▸ **WRITTEN EXERCISE**
Filter the data below for the string "true" and copy each matching line.

--- begin PROVIDED INFORMATION ---

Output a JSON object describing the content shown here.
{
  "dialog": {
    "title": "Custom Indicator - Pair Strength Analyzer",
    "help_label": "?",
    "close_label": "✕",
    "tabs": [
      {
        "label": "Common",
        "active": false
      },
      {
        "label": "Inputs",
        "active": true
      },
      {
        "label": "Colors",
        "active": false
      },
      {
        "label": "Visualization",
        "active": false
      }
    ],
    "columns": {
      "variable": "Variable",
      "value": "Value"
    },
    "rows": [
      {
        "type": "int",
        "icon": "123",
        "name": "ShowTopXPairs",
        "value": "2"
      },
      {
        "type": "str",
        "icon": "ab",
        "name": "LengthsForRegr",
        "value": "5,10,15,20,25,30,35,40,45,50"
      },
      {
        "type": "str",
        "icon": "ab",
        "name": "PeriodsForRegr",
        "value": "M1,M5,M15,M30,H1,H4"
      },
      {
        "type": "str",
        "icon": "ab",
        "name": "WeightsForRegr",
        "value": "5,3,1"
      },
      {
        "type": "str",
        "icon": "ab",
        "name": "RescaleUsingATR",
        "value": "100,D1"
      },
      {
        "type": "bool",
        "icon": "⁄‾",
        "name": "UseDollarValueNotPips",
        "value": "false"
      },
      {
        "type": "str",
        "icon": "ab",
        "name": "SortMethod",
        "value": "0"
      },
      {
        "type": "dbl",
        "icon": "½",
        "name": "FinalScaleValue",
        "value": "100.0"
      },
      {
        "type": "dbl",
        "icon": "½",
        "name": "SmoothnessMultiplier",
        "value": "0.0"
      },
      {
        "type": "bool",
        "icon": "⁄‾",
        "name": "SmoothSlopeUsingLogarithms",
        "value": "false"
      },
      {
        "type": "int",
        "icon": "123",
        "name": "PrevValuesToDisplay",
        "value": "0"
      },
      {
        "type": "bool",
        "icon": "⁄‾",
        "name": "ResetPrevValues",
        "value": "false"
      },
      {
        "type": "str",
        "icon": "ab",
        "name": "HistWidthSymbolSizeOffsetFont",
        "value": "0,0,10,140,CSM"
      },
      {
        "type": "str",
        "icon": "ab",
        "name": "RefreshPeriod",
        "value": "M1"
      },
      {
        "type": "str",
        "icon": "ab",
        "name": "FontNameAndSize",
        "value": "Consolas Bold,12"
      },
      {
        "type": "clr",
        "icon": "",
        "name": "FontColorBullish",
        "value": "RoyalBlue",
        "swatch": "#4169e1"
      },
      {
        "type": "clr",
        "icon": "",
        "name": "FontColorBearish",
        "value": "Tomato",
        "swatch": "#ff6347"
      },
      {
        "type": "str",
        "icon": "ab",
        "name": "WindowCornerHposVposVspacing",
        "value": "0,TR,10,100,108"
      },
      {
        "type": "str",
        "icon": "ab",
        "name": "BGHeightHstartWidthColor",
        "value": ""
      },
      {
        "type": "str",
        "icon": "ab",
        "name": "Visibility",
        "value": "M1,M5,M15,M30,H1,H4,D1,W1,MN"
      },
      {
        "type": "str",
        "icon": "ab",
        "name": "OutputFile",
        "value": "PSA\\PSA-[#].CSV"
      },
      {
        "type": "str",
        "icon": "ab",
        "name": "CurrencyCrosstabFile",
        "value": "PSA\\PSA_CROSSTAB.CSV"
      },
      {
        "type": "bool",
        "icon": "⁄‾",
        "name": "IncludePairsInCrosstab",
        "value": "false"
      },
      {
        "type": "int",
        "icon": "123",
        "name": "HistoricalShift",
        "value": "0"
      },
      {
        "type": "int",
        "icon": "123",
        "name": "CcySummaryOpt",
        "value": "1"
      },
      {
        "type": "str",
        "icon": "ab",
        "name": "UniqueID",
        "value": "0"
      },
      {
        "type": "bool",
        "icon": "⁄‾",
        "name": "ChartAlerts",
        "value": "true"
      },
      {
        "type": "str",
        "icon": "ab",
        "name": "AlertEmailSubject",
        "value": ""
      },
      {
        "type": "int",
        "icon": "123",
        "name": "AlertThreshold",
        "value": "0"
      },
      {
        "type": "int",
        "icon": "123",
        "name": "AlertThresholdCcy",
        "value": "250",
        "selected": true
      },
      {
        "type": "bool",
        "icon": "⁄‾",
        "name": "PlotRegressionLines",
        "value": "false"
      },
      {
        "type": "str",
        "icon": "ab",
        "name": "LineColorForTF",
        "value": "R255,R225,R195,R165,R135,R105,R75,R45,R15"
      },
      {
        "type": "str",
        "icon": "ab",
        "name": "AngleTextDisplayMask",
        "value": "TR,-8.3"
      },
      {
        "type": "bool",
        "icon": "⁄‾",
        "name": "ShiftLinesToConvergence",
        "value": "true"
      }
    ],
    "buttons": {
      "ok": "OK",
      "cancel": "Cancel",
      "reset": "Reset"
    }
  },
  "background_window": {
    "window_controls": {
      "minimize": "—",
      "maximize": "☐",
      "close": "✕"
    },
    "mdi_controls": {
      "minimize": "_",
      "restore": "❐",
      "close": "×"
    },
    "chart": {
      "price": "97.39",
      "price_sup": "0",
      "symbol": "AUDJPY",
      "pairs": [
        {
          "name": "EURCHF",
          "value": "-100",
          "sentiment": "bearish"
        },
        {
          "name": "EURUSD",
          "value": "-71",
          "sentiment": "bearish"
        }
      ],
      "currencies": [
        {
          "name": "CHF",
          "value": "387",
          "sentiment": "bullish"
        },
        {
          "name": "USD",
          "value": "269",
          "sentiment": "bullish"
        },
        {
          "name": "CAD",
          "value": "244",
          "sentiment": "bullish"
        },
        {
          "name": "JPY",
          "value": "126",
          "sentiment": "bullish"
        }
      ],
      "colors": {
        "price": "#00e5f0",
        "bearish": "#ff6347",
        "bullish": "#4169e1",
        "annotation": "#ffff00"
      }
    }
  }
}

--- end PROVIDED INFORMATION ---

▸ **RESULT BELOW**
        "active": true
        "value": "true"
        "selected": true
        "value": "true"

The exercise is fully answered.